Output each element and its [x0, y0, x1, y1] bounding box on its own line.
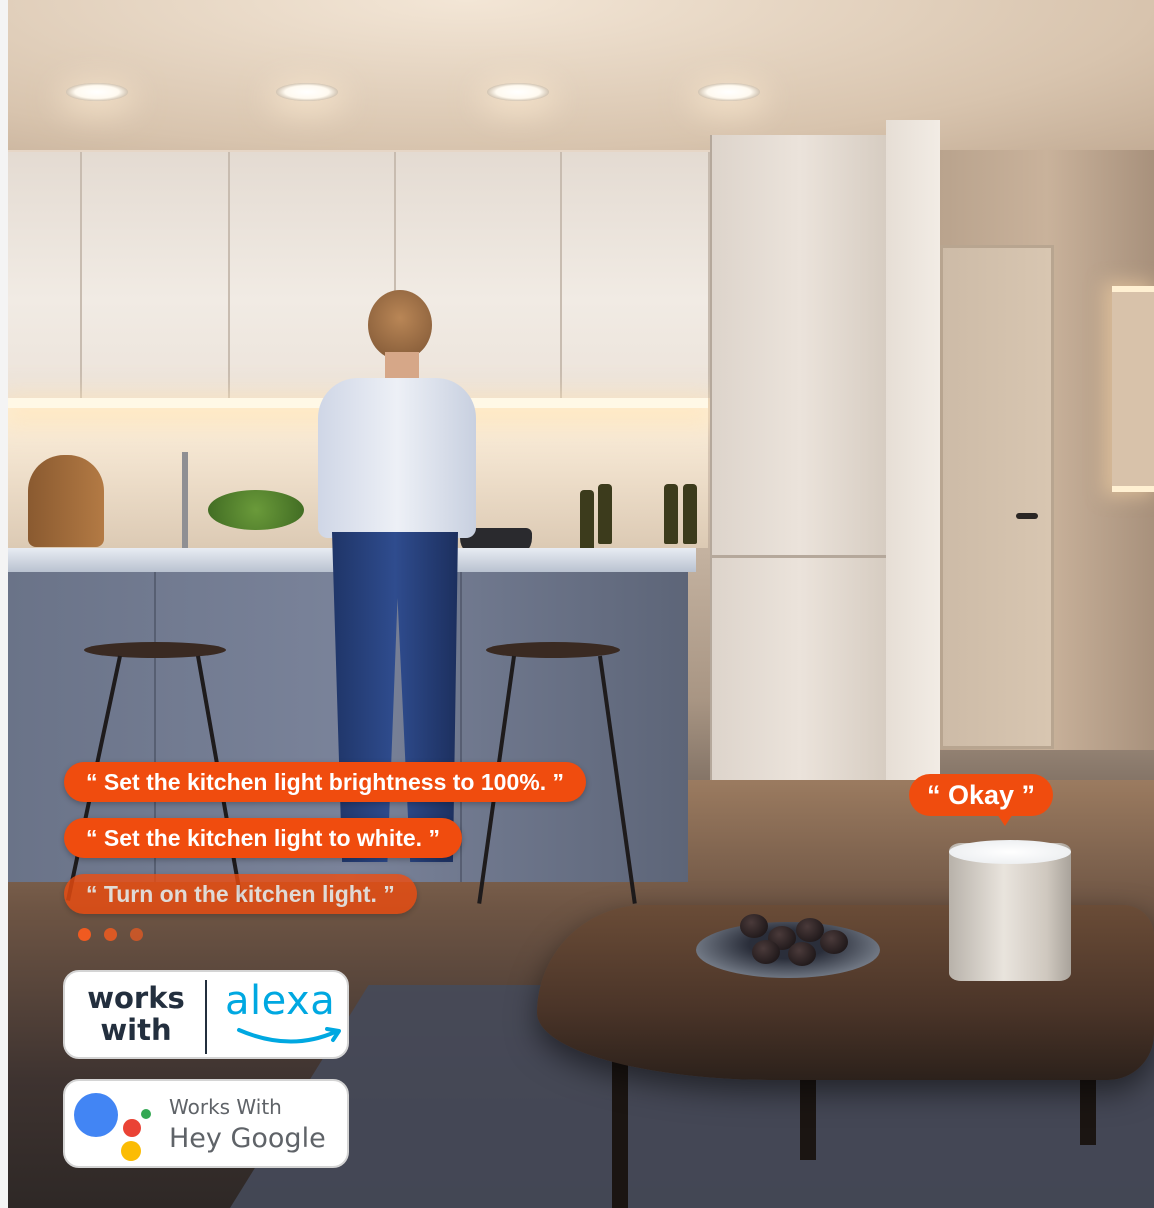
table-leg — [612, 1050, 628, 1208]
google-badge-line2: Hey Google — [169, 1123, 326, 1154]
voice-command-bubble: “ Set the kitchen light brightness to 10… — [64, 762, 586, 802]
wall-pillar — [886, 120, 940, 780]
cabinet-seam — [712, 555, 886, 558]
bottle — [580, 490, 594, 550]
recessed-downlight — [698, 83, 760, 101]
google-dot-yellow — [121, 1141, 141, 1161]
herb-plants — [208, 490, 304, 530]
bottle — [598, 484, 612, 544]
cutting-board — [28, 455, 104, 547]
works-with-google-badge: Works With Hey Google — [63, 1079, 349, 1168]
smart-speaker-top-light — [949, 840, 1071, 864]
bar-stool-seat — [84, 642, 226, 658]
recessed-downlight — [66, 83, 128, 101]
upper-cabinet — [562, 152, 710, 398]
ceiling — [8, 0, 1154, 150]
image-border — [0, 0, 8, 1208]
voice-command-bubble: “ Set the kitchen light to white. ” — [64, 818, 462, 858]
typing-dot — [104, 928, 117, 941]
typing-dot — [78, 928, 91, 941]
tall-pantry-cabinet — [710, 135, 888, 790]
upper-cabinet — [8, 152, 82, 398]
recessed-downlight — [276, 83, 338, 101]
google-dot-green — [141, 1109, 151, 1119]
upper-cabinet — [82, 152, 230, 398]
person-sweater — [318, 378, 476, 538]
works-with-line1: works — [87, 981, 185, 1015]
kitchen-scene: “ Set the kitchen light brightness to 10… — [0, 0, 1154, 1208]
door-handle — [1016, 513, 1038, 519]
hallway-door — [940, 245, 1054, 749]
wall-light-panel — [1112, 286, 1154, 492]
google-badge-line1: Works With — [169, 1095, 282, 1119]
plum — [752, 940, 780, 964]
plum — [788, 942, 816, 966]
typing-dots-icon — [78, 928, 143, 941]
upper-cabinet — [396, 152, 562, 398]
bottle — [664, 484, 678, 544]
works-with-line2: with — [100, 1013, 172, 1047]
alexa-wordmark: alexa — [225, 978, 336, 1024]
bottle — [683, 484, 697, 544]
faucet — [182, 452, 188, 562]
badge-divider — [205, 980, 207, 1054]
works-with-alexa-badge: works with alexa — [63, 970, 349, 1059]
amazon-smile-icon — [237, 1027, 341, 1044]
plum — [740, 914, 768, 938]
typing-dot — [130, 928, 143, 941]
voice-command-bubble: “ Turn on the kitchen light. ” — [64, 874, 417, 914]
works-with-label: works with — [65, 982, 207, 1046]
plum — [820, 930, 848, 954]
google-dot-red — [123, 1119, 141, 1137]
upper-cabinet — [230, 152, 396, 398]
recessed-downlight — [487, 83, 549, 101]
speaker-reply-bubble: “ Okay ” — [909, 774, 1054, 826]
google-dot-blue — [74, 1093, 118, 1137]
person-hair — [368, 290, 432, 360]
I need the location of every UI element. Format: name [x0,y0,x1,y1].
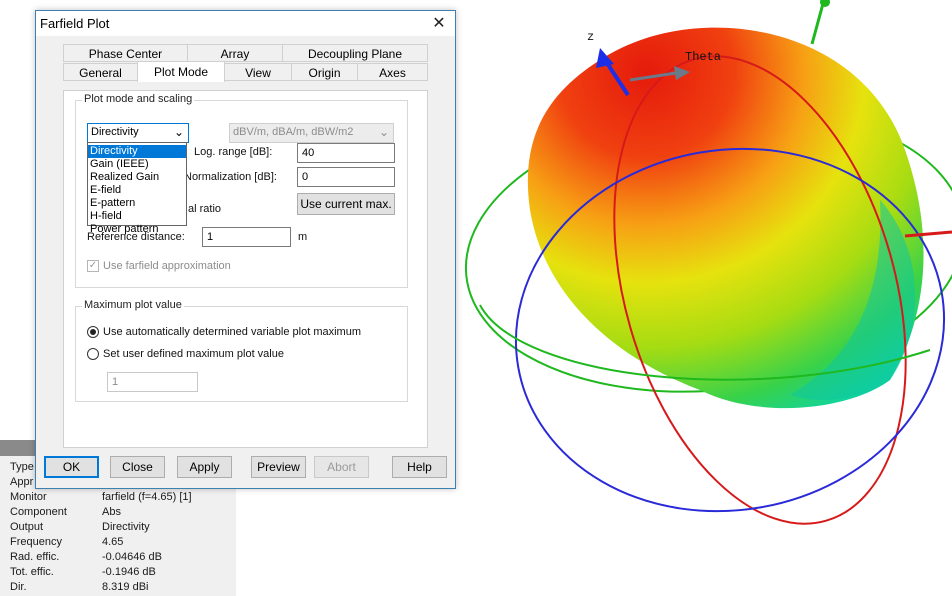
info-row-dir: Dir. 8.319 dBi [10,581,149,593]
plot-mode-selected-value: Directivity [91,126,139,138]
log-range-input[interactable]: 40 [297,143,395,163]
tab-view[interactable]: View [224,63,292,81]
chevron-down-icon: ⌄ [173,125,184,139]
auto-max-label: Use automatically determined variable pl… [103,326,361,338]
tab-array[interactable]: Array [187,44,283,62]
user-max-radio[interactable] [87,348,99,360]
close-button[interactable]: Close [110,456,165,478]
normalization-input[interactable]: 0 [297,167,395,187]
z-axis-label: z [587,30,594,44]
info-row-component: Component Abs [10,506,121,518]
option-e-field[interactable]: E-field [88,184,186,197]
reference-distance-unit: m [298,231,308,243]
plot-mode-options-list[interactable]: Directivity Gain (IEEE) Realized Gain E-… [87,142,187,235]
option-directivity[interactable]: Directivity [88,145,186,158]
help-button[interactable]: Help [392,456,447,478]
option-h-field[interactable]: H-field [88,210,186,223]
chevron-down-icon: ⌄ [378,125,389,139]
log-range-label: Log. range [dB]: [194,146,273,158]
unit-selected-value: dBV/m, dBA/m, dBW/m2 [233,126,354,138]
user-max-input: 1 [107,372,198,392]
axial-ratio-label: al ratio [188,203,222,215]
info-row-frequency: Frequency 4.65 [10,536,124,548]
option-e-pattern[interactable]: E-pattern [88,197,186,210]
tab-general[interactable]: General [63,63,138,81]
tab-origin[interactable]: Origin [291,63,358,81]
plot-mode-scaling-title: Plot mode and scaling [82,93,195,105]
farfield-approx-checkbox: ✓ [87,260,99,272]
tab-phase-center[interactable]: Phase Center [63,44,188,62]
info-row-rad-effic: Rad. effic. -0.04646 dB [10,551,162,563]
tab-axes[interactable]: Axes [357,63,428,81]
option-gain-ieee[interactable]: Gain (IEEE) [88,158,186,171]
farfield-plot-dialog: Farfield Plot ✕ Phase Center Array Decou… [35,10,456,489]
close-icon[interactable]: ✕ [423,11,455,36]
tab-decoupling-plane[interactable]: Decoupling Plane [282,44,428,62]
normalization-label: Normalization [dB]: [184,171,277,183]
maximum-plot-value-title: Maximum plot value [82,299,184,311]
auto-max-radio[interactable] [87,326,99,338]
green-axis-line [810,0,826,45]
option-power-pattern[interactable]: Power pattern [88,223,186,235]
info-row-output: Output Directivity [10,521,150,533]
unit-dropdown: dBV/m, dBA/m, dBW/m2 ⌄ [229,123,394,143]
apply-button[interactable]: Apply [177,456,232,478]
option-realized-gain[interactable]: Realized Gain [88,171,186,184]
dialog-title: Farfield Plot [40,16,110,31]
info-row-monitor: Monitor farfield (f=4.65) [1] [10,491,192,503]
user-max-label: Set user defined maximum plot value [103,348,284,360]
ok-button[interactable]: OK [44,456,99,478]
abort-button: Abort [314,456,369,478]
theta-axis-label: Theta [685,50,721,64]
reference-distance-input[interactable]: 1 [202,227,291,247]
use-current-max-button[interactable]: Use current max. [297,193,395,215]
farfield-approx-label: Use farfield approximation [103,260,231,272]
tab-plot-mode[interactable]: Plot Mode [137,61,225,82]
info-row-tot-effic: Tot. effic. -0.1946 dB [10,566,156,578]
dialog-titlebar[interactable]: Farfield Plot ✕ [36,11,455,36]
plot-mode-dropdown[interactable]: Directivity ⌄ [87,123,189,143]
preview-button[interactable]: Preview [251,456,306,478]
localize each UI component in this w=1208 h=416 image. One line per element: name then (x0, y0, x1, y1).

**To do**
Rewrite all of the material above, changing every "upper-cabinet" to "wall-cabinet" and keeping everything else the same. Leave out the pictures.

**Final result**
Output each element and its [x0, y0, x1, y1] bounding box on its own line.
table-leg — [612, 1050, 628, 1208]
google-badge-line2: Hey Google — [169, 1123, 326, 1154]
voice-command-bubble: “ Set the kitchen light brightness to 10… — [64, 762, 586, 802]
wall-pillar — [886, 120, 940, 780]
cabinet-seam — [712, 555, 886, 558]
bottle — [580, 490, 594, 550]
recessed-downlight — [698, 83, 760, 101]
google-dot-yellow — [121, 1141, 141, 1161]
herb-plants — [208, 490, 304, 530]
bottle — [598, 484, 612, 544]
cutting-board — [28, 455, 104, 547]
works-with-google-badge: Works With Hey Google — [63, 1079, 349, 1168]
smart-speaker-top-light — [949, 840, 1071, 864]
bar-stool-seat — [84, 642, 226, 658]
recessed-downlight — [66, 83, 128, 101]
wall-cabinet — [562, 152, 710, 398]
ceiling — [8, 0, 1154, 150]
image-border — [0, 0, 8, 1208]
voice-command-bubble: “ Set the kitchen light to white. ” — [64, 818, 462, 858]
typing-dot — [104, 928, 117, 941]
typing-dot — [78, 928, 91, 941]
tall-pantry-cabinet — [710, 135, 888, 790]
wall-cabinet — [8, 152, 82, 398]
recessed-downlight — [276, 83, 338, 101]
google-dot-green — [141, 1109, 151, 1119]
wall-cabinet — [82, 152, 230, 398]
person-sweater — [318, 378, 476, 538]
works-with-line1: works — [87, 981, 185, 1015]
kitchen-scene: “ Set the kitchen light brightness to 10… — [0, 0, 1154, 1208]
door-handle — [1016, 513, 1038, 519]
hallway-door — [940, 245, 1054, 749]
wall-light-panel — [1112, 286, 1154, 492]
google-badge-line1: Works With — [169, 1095, 282, 1119]
plum — [752, 940, 780, 964]
plum — [788, 942, 816, 966]
typing-dots-icon — [78, 928, 143, 941]
wall-cabinet — [396, 152, 562, 398]
bottle — [664, 484, 678, 544]
works-with-line2: with — [100, 1013, 172, 1047]
alexa-wordmark: alexa — [225, 978, 336, 1024]
bottle — [683, 484, 697, 544]
faucet — [182, 452, 188, 562]
badge-divider — [205, 980, 207, 1054]
works-with-alexa-badge: works with alexa — [63, 970, 349, 1059]
amazon-smile-icon — [237, 1027, 341, 1044]
plum — [740, 914, 768, 938]
typing-dot — [130, 928, 143, 941]
voice-command-bubble: “ Turn on the kitchen light. ” — [64, 874, 417, 914]
works-with-label: works with — [65, 982, 207, 1046]
plum — [820, 930, 848, 954]
google-dot-red — [123, 1119, 141, 1137]
wall-cabinet — [230, 152, 396, 398]
recessed-downlight — [487, 83, 549, 101]
speaker-reply-bubble: “ Okay ” — [909, 774, 1054, 826]
google-dot-blue — [74, 1093, 118, 1137]
person-hair — [368, 290, 432, 360]
I need the location of every UI element. Format: name [x0,y0,x1,y1].
info-row-dir: Dir. 8.319 dBi [10,581,149,593]
plot-mode-selected-value: Directivity [91,126,139,138]
log-range-input[interactable]: 40 [297,143,395,163]
tab-view[interactable]: View [224,63,292,81]
chevron-down-icon: ⌄ [173,125,184,139]
auto-max-label: Use automatically determined variable pl… [103,326,361,338]
tab-array[interactable]: Array [187,44,283,62]
user-max-radio[interactable] [87,348,99,360]
close-button[interactable]: Close [110,456,165,478]
normalization-input[interactable]: 0 [297,167,395,187]
z-axis-label: z [587,30,594,44]
info-row-component: Component Abs [10,506,121,518]
option-e-field[interactable]: E-field [88,184,186,197]
reference-distance-unit: m [298,231,308,243]
plot-mode-options-list[interactable]: Directivity Gain (IEEE) Realized Gain E-… [87,142,187,235]
option-directivity[interactable]: Directivity [88,145,186,158]
help-button[interactable]: Help [392,456,447,478]
option-h-field[interactable]: H-field [88,210,186,223]
chevron-down-icon: ⌄ [378,125,389,139]
log-range-label: Log. range [dB]: [194,146,273,158]
unit-selected-value: dBV/m, dBA/m, dBW/m2 [233,126,354,138]
user-max-input: 1 [107,372,198,392]
axial-ratio-label: al ratio [188,203,222,215]
info-row-frequency: Frequency 4.65 [10,536,124,548]
option-e-pattern[interactable]: E-pattern [88,197,186,210]
tab-general[interactable]: General [63,63,138,81]
tab-origin[interactable]: Origin [291,63,358,81]
plot-mode-scaling-title: Plot mode and scaling [82,93,195,105]
farfield-approx-checkbox: ✓ [87,260,99,272]
tab-phase-center[interactable]: Phase Center [63,44,188,62]
info-row-rad-effic: Rad. effic. -0.04646 dB [10,551,162,563]
tab-axes[interactable]: Axes [357,63,428,81]
option-gain-ieee[interactable]: Gain (IEEE) [88,158,186,171]
farfield-plot-dialog: Farfield Plot ✕ Phase Center Array Decou… [35,10,456,489]
close-icon[interactable]: ✕ [423,11,455,36]
tab-decoupling-plane[interactable]: Decoupling Plane [282,44,428,62]
normalization-label: Normalization [dB]: [184,171,277,183]
maximum-plot-value-title: Maximum plot value [82,299,184,311]
auto-max-radio[interactable] [87,326,99,338]
green-axis-line [810,0,826,45]
option-power-pattern[interactable]: Power pattern [88,223,186,235]
info-row-output: Output Directivity [10,521,150,533]
unit-dropdown: dBV/m, dBA/m, dBW/m2 ⌄ [229,123,394,143]
apply-button[interactable]: Apply [177,456,232,478]
option-realized-gain[interactable]: Realized Gain [88,171,186,184]
dialog-title: Farfield Plot [40,16,110,31]
info-row-monitor: Monitor farfield (f=4.65) [1] [10,491,192,503]
user-max-label: Set user defined maximum plot value [103,348,284,360]
ok-button[interactable]: OK [44,456,99,478]
abort-button: Abort [314,456,369,478]
theta-axis-label: Theta [685,50,721,64]
reference-distance-input[interactable]: 1 [202,227,291,247]
use-current-max-button[interactable]: Use current max. [297,193,395,215]
farfield-approx-label: Use farfield approximation [103,260,231,272]
tab-plot-mode[interactable]: Plot Mode [137,61,225,82]
info-row-tot-effic: Tot. effic. -0.1946 dB [10,566,156,578]
dialog-titlebar[interactable]: Farfield Plot ✕ [36,11,455,36]
plot-mode-dropdown[interactable]: Directivity ⌄ [87,123,189,143]
preview-button[interactable]: Preview [251,456,306,478]
localize each UI component in this w=1208 h=416 image. One line per element: name then (x0, y0, x1, y1).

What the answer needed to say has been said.